• **GIVEN EXERCISE**:
How many lines of the data hold the word "this"? State the number and nothing else.
# # # #
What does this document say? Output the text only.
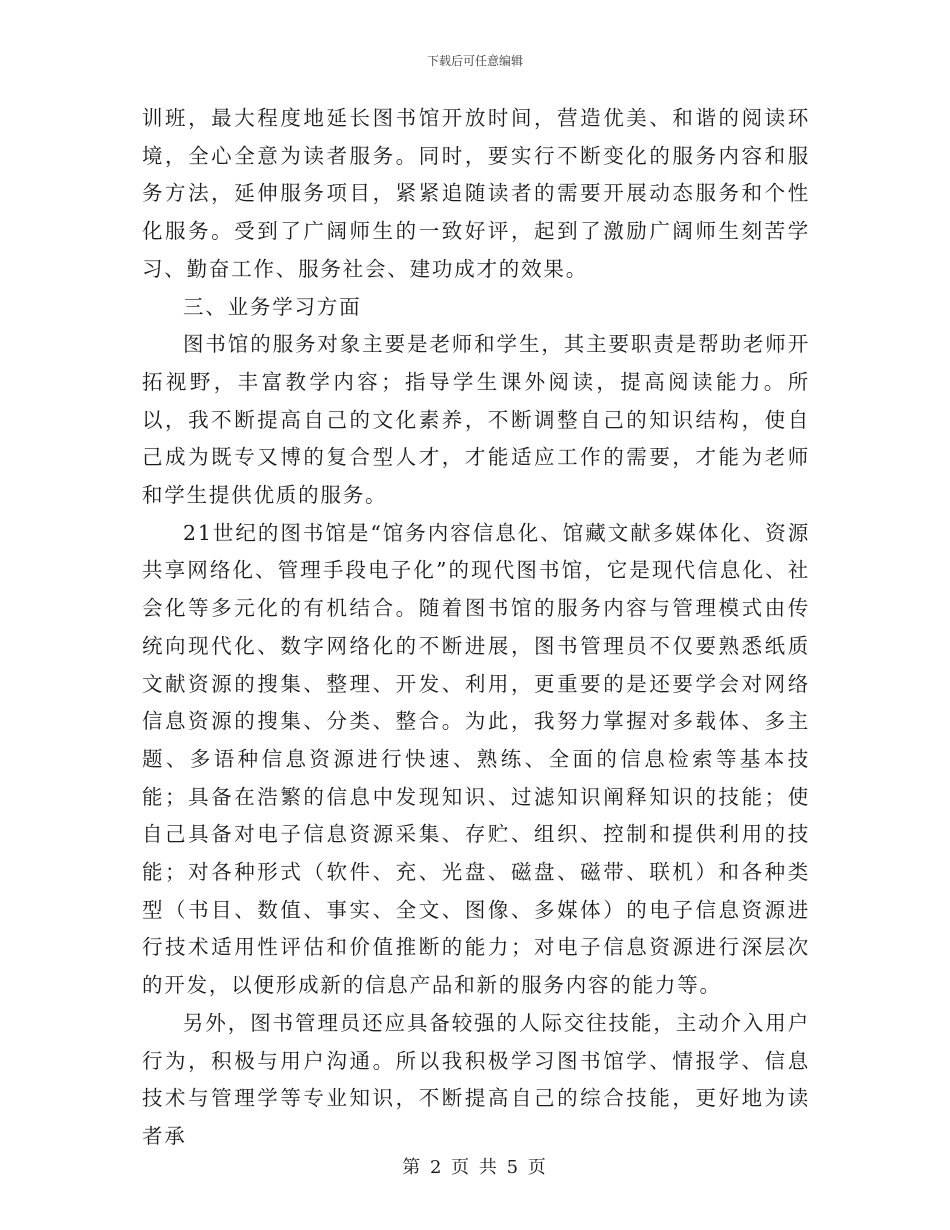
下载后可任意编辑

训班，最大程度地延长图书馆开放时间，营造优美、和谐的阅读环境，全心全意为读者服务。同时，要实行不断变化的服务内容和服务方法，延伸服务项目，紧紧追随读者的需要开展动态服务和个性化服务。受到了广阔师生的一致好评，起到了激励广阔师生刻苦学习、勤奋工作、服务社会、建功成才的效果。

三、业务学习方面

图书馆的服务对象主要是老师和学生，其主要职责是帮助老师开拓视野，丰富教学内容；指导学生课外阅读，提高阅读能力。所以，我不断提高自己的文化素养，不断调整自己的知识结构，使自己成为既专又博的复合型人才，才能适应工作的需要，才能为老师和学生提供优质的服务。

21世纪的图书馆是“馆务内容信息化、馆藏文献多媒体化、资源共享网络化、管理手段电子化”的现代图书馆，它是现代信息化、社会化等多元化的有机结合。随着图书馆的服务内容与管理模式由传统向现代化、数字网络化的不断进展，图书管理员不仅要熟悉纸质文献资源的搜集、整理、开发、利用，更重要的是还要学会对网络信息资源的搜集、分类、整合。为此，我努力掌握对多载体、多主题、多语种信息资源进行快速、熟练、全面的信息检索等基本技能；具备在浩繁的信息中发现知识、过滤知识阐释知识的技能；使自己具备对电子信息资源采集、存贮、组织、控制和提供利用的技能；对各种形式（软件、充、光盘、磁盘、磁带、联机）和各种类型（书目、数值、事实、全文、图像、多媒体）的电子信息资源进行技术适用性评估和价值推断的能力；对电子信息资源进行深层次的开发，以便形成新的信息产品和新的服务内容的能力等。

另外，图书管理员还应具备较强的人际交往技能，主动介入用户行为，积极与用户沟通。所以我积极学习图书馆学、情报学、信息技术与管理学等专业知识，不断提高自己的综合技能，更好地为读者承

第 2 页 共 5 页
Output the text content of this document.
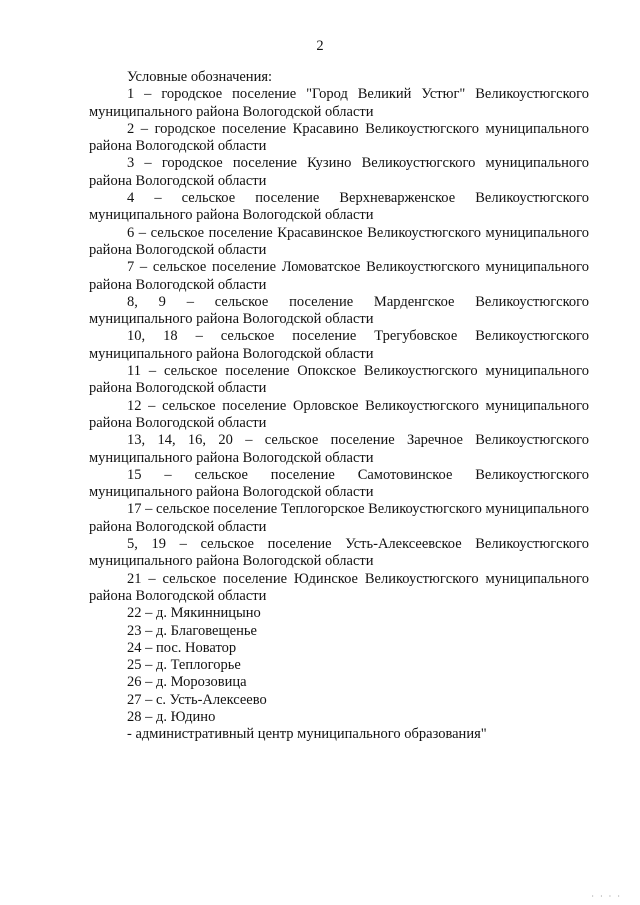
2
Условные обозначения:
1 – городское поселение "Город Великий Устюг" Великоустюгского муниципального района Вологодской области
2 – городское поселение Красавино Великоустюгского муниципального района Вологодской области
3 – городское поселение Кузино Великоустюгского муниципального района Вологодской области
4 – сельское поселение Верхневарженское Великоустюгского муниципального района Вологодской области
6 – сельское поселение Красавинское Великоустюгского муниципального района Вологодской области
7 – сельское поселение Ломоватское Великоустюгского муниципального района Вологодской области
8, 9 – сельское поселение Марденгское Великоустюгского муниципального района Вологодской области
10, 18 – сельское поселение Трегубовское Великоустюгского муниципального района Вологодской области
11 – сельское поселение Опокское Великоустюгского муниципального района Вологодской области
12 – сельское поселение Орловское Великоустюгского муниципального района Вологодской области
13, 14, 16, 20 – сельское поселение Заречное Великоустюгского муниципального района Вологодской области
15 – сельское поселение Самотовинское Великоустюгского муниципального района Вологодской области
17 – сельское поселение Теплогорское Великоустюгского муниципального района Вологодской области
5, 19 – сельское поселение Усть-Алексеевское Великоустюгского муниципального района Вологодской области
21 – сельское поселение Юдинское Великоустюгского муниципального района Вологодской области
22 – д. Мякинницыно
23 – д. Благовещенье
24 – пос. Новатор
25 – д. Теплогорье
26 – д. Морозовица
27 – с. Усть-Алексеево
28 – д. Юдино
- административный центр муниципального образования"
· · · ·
# # # #
• **REPLY TO THE TASK**:
2